• _What you should do_:
Pull each line holding the word "main" from the data.

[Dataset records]
☆ ☆ ☆ ☆ ☆

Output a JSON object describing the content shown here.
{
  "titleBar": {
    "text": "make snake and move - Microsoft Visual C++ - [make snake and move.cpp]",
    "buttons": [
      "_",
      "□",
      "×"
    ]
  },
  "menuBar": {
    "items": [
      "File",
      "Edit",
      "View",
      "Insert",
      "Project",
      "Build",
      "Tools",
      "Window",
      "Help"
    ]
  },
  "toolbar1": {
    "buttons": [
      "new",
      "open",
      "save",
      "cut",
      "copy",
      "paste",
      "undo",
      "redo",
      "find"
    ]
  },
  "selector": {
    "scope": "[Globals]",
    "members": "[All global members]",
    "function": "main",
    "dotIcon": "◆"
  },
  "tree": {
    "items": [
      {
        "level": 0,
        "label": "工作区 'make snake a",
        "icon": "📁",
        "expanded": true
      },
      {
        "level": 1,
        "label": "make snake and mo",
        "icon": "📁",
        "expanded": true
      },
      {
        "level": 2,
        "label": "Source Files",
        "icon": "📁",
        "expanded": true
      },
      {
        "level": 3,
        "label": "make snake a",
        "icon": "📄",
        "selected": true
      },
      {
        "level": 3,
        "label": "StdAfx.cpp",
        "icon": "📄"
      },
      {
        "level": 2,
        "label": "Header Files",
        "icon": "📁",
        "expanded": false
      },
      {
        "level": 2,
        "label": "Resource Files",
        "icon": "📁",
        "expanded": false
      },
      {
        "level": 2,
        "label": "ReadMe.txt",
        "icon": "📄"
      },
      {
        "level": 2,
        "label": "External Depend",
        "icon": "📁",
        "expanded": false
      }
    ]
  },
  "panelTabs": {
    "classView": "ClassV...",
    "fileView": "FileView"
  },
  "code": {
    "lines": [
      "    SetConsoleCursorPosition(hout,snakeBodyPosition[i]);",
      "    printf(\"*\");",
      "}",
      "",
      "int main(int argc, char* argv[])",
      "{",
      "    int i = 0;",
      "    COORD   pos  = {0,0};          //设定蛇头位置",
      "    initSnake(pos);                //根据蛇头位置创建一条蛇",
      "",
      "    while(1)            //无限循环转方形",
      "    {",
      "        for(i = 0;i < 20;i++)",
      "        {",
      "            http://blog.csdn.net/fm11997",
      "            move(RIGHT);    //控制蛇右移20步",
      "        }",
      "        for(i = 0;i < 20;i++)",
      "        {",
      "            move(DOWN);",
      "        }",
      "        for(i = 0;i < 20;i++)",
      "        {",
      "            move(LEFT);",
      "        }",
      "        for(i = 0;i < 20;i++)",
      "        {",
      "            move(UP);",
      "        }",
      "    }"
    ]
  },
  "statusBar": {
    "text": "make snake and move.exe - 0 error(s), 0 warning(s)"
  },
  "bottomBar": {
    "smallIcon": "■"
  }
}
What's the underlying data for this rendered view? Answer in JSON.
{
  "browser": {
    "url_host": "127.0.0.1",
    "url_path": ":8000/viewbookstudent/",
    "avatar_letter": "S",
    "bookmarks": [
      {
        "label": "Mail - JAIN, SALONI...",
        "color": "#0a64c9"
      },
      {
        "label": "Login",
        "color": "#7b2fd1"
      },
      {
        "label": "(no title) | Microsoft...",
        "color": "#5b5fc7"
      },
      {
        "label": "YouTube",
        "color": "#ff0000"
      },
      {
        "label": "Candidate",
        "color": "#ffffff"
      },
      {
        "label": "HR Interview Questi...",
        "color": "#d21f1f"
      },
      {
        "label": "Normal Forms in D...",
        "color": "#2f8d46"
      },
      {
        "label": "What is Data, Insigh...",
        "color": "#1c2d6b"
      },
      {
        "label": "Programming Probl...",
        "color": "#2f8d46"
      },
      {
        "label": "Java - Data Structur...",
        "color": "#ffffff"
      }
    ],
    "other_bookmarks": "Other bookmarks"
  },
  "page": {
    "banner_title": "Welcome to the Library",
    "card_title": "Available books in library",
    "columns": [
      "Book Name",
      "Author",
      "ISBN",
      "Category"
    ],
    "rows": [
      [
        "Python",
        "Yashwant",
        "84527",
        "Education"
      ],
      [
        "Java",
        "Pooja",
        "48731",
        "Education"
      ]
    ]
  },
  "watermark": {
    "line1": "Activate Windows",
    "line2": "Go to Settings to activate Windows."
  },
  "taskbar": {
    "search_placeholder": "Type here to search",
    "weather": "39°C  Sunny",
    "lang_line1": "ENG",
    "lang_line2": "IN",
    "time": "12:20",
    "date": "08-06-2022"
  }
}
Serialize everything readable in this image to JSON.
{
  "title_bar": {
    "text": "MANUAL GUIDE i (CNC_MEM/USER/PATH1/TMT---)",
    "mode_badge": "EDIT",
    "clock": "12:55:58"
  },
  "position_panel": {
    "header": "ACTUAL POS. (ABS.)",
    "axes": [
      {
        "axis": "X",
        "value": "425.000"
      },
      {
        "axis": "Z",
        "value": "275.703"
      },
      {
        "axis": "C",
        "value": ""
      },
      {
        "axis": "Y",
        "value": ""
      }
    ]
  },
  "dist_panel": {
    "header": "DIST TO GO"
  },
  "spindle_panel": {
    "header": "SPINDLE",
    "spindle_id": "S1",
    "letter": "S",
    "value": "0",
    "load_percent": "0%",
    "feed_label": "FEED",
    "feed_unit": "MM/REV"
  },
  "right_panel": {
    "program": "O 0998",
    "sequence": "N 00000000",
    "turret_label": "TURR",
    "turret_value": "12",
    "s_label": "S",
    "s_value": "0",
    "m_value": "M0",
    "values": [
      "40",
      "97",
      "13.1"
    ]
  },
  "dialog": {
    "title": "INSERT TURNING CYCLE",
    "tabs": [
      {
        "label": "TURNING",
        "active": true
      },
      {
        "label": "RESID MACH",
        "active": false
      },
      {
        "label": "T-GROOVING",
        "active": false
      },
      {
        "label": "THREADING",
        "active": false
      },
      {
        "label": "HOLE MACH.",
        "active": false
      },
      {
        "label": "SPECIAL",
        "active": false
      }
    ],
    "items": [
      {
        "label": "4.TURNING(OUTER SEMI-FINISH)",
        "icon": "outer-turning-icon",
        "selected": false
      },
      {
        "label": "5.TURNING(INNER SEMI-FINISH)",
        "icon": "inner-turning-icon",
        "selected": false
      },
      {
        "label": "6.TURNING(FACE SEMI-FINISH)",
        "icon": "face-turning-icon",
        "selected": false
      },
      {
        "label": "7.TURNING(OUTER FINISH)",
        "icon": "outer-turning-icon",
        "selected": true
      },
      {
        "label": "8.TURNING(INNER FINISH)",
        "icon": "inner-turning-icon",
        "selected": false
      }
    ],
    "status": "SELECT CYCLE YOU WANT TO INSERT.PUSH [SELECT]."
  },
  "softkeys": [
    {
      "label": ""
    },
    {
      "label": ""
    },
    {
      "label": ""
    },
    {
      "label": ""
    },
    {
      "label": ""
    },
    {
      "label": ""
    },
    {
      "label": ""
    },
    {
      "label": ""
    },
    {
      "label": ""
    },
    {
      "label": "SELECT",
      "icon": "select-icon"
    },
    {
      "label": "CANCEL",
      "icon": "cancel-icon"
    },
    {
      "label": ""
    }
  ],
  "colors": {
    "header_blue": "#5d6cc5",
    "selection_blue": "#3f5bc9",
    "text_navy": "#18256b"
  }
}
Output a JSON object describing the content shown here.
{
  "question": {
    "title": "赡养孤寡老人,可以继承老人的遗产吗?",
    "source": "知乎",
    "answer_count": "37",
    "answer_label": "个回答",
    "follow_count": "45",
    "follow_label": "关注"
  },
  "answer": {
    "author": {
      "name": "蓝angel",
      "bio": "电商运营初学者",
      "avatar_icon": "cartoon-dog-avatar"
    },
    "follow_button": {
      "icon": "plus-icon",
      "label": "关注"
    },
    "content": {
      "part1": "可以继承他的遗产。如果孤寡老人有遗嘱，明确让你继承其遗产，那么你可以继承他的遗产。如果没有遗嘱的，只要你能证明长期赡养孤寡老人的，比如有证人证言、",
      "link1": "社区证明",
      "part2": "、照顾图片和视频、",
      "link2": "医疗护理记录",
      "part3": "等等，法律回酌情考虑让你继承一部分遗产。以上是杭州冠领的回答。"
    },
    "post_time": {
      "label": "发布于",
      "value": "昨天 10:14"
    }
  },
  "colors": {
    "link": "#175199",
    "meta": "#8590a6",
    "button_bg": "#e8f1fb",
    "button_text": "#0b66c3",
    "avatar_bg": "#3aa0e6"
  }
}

☆ ☆ ☆ ☆ ☆

• _Reply_:
    "function": "main",
      "int main(int argc, char* argv[])",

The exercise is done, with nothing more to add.